• PROBLEM DETAILS
Write only the number of lines holding the string "über".

──────── DATA ROWS

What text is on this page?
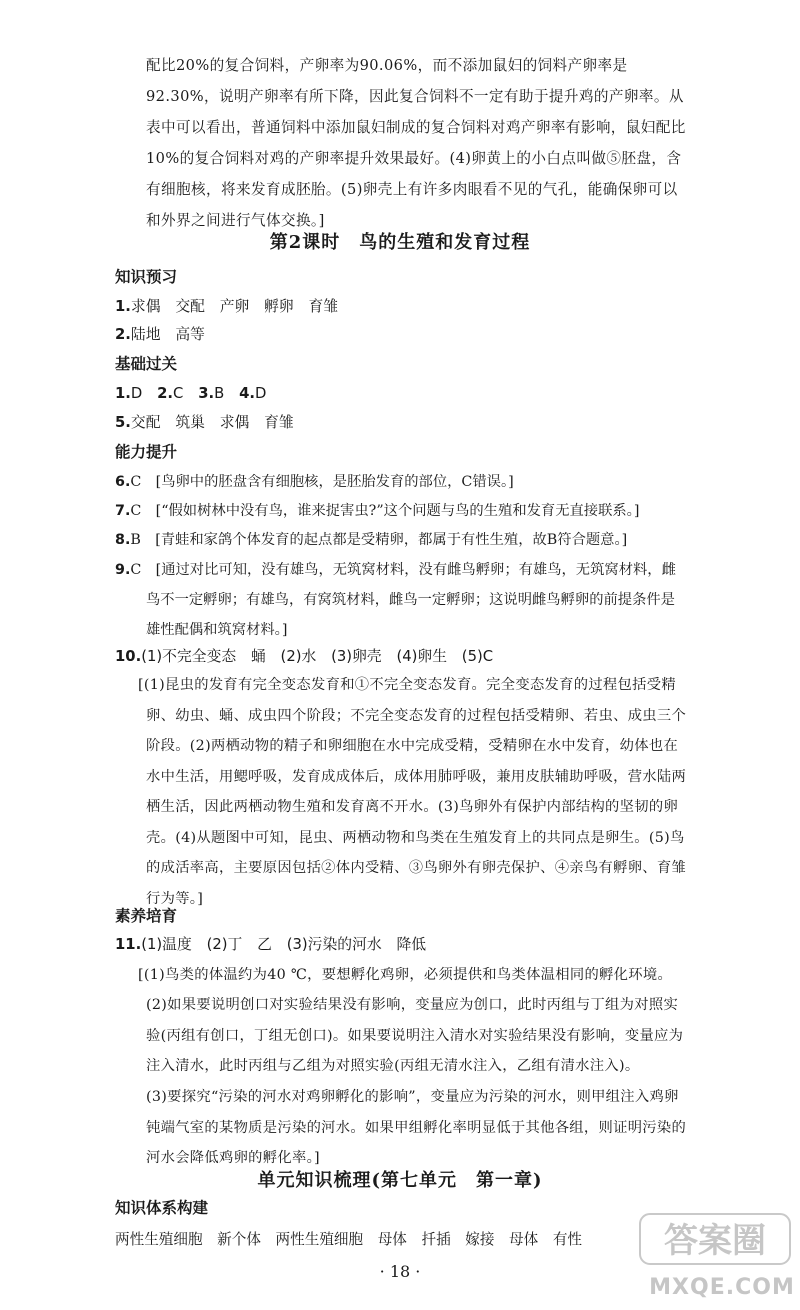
配比20%的复合饲料，产卵率为90.06%，而不添加鼠妇的饲料产卵率是92.30%，说明产卵率有所下降，因此复合饲料不一定有助于提升鸡的产卵率。从表中可以看出，普通饲料中添加鼠妇制成的复合饲料对鸡产卵率有影响，鼠妇配比10%的复合饲料对鸡的产卵率提升效果最好。(4)卵黄上的小白点叫做⑤胚盘，含有细胞核，将来发育成胚胎。(5)卵壳上有许多肉眼看不见的气孔，能确保卵可以和外界之间进行气体交换。]
第2课时　鸟的生殖和发育过程
知识预习
1.求偶　交配　产卵　孵卵　育雏
2.陆地　高等
基础过关
1.D　2.C　3.B　4.D
5.交配　筑巢　求偶　育雏
能力提升
6.C　[鸟卵中的胚盘含有细胞核，是胚胎发育的部位，C错误。]
7.C　[“假如树林中没有鸟，谁来捉害虫?”这个问题与鸟的生殖和发育无直接联系。]
8.B　[青蛙和家鸽个体发育的起点都是受精卵，都属于有性生殖，故B符合题意。]
9.C　[通过对比可知，没有雄鸟，无筑窝材料，没有雌鸟孵卵；有雄鸟，无筑窝材料，雌鸟不一定孵卵；有雄鸟，有窝筑材料，雌鸟一定孵卵；这说明雌鸟孵卵的前提条件是雄性配偶和筑窝材料。]
10.(1)不完全变态　蛹　(2)水　(3)卵壳　(4)卵生　(5)C
[(1)昆虫的发育有完全变态发育和①不完全变态发育。完全变态发育的过程包括受精卵、幼虫、蛹、成虫四个阶段；不完全变态发育的过程包括受精卵、若虫、成虫三个阶段。(2)两栖动物的精子和卵细胞在水中完成受精，受精卵在水中发育，幼体也在水中生活，用鳃呼吸，发育成成体后，成体用肺呼吸，兼用皮肤辅助呼吸，营水陆两栖生活，因此两栖动物生殖和发育离不开水。(3)鸟卵外有保护内部结构的坚韧的卵壳。(4)从题图中可知，昆虫、两栖动物和鸟类在生殖发育上的共同点是卵生。(5)鸟的成活率高，主要原因包括②体内受精、③鸟卵外有卵壳保护、④亲鸟有孵卵、育雏行为等。]
素养培育
11.(1)温度　(2)丁　乙　(3)污染的河水　降低
[(1)鸟类的体温约为40 ℃，要想孵化鸡卵，必须提供和鸟类体温相同的孵化环境。
(2)如果要说明创口对实验结果没有影响，变量应为创口，此时丙组与丁组为对照实验(丙组有创口，丁组无创口)。如果要说明注入清水对实验结果没有影响，变量应为注入清水，此时丙组与乙组为对照实验(丙组无清水注入，乙组有清水注入)。
(3)要探究“污染的河水对鸡卵孵化的影响”，变量应为污染的河水，则甲组注入鸡卵钝端气室的某物质是污染的河水。如果甲组孵化率明显低于其他各组，则证明污染的河水会降低鸡卵的孵化率。]
单元知识梳理(第七单元　第一章)
知识体系构建
两性生殖细胞　新个体　两性生殖细胞　母体　扦插　嫁接　母体　有性
· 18 ·
答案圈
MXQE.COM
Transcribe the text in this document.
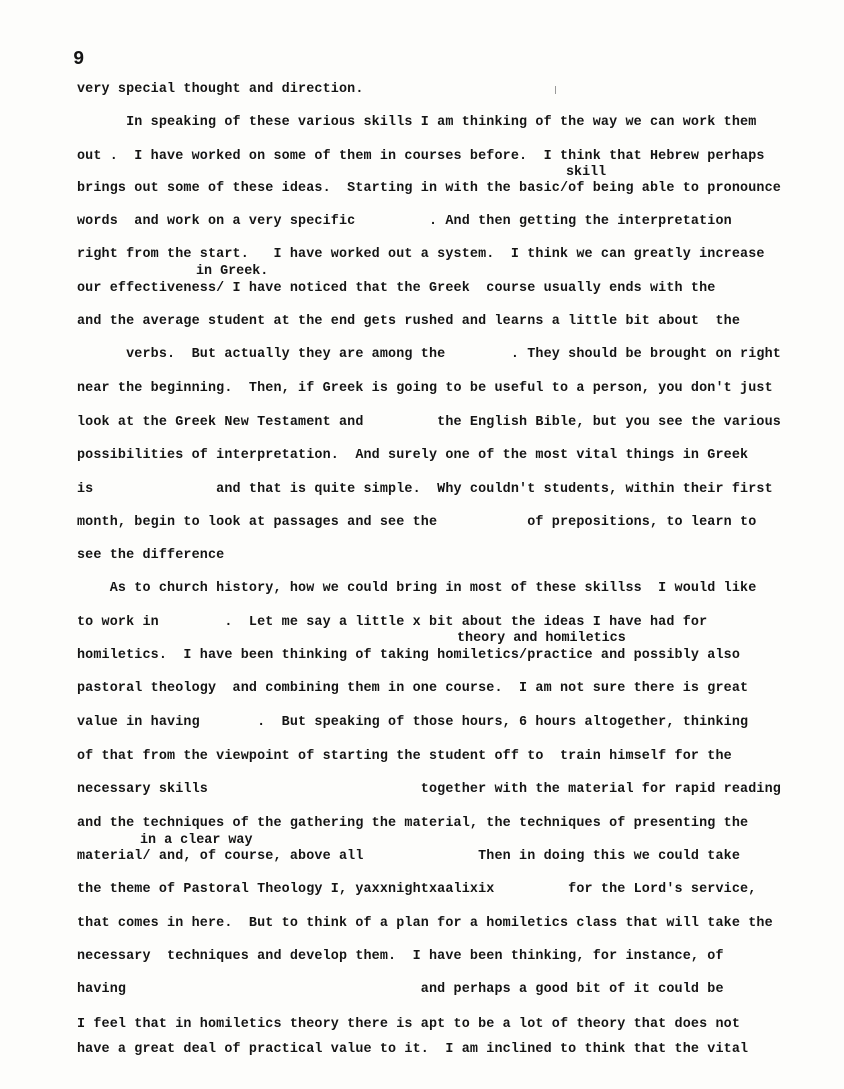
9
skill
in Greek.
theory and homiletics
in a clear way
very special thought and direction.
In speaking of these various skills I am thinking of the way we can work them
out .  I have worked on some of them in courses before.  I think that Hebrew perhaps
brings out some of these ideas.  Starting in with the basic/of being able to pronounce
words  and work on a very specific         . And then getting the interpretation
right from the start.   I have worked out a system.  I think we can greatly increase
our effectiveness/ I have noticed that the Greek  course usually ends with the
and the average student at the end gets rushed and learns a little bit about  the
verbs.  But actually they are among the        . They should be brought on right
near the beginning.  Then, if Greek is going to be useful to a person, you don't just
look at the Greek New Testament and         the English Bible, but you see the various
possibilities of interpretation.  And surely one of the most vital things in Greek
is               and that is quite simple.  Why couldn't students, within their first
month, begin to look at passages and see the           of prepositions, to learn to
see the difference
As to church history, how we could bring in most of these skillss  I would like
to work in        .  Let me say a little x bit about the ideas I have had for
homiletics.  I have been thinking of taking homiletics/practice and possibly also
pastoral theology  and combining them in one course.  I am not sure there is great
value in having       .  But speaking of those hours, 6 hours altogether, thinking
of that from the viewpoint of starting the student off to  train himself for the
necessary skills                          together with the material for rapid reading
and the techniques of the gathering the material, the techniques of presenting the
material/ and, of course, above all              Then in doing this we could take
the theme of Pastoral Theology I, yaxxnightxaalixix         for the Lord's service,
that comes in here.  But to think of a plan for a homiletics class that will take the
necessary  techniques and develop them.  I have been thinking, for instance, of
having                                    and perhaps a good bit of it could be
I feel that in homiletics theory there is apt to be a lot of theory that does not
have a great deal of practical value to it.  I am inclined to think that the vital
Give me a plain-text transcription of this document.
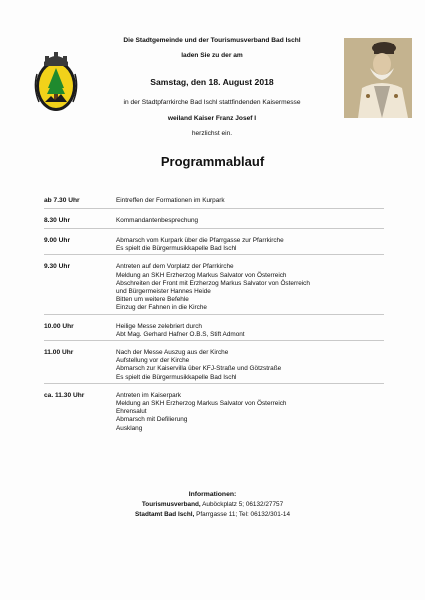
Die Stadtgemeinde und der Tourismusverband Bad Ischl
laden Sie zu der am
Samstag, den 18. August 2018
in der Stadtpfarrkirche Bad Ischl stattfindenden Kaisermesse
weiland Kaiser Franz Josef I
herzlichst ein.
Programmablauf
ab 7.30 Uhr	Eintreffen der Formationen im Kurpark
8.30 Uhr	Kommandantenbesprechung
9.00 Uhr	Abmarsch vom Kurpark über die Pfarrgasse zur Pfarrkirche
Es spielt die Bürgermusikkapelle Bad Ischl
9.30 Uhr	Antreten auf dem Vorplatz der Pfarrkirche
Meldung an SKH Erzherzog Markus Salvator von Österreich
Abschreiten der Front mit Erzherzog Markus Salvator von Österreich
und Bürgermeister Hannes Heide
Bitten um weitere Befehle
Einzug der Fahnen in die Kirche
10.00 Uhr	Heilige Messe zelebriert durch
Abt Mag. Gerhard Hafner O.B.S, Stift Admont
11.00 Uhr	Nach der Messe Auszug aus der Kirche
Aufstellung vor der Kirche
Abmarsch zur Kaiservilla über KFJ-Straße und Götzstraße
Es spielt die Bürgermusikkapelle Bad Ischl
ca. 11.30 Uhr	Antreten im Kaiserpark
Meldung an SKH Erzherzog Markus Salvator von Österreich
Ehrensalut
Abmarsch mit Defilierung
Ausklang
Informationen:
Tourismusverband, Auböckplatz 5; 06132/27757
Stadtamt Bad Ischl, Pfarrgasse 11; Tel: 06132/301-14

────────────────

• THE SOLUTION
2